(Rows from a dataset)

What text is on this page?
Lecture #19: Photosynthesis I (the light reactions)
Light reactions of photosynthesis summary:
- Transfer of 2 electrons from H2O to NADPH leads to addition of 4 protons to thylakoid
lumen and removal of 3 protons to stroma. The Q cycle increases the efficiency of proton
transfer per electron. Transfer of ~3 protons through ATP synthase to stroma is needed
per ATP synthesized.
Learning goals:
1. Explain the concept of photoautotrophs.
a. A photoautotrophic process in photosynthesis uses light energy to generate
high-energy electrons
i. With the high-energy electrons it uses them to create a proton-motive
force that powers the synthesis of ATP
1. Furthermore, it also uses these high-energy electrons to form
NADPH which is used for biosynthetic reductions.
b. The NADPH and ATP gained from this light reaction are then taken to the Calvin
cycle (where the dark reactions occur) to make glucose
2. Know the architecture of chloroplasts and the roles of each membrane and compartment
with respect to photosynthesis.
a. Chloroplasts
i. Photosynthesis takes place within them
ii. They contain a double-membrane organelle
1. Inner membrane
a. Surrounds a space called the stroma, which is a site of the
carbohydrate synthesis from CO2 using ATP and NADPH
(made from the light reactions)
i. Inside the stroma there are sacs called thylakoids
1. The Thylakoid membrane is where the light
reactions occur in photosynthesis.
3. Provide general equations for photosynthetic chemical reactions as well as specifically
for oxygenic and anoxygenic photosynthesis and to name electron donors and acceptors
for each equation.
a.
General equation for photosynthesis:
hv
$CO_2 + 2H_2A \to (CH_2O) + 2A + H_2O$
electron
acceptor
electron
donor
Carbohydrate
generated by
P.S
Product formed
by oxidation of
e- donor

_STATED EXERCISE_
All of the material above needs to be retyped word for word.

_THE ANSWER_
What text is on this page?
Lecture #19: Photosynthesis I (the light reactions)
Light reactions of photosynthesis summary:
- Transfer of 2 electrons from H2O to NADPH leads to addition of 4 protons to thylakoid
lumen and removal of 3 protons to stroma. The Q cycle increases the efficiency of proton
transfer per electron. Transfer of ~3 protons through ATP synthase to stroma is needed
per ATP synthesized.
Learning goals:
1. Explain the concept of photoautotrophs.
a. A photoautotrophic process in photosynthesis uses light energy to generate
high-energy electrons
i. With the high-energy electrons it uses them to create a proton-motive
force that powers the synthesis of ATP
1. Furthermore, it also uses these high-energy electrons to form
NADPH which is used for biosynthetic reductions.
b. The NADPH and ATP gained from this light reaction are then taken to the Calvin
cycle (where the dark reactions occur) to make glucose
2. Know the architecture of chloroplasts and the roles of each membrane and compartment
with respect to photosynthesis.
a. Chloroplasts
i. Photosynthesis takes place within them
ii. They contain a double-membrane organelle
1. Inner membrane
a. Surrounds a space called the stroma, which is a site of the
carbohydrate synthesis from CO2 using ATP and NADPH
(made from the light reactions)
i. Inside the stroma there are sacs called thylakoids
1. The Thylakoid membrane is where the light
reactions occur in photosynthesis.
3. Provide general equations for photosynthetic chemical reactions as well as specifically
for oxygenic and anoxygenic photosynthesis and to name electron donors and acceptors
for each equation.
a.
General equation for photosynthesis:
hv
$CO_2 + 2H_2A \to (CH_2O) + 2A + H_2O$
electron
acceptor
electron
donor
Carbohydrate
generated by
P.S
Product formed
by oxidation of
e- donor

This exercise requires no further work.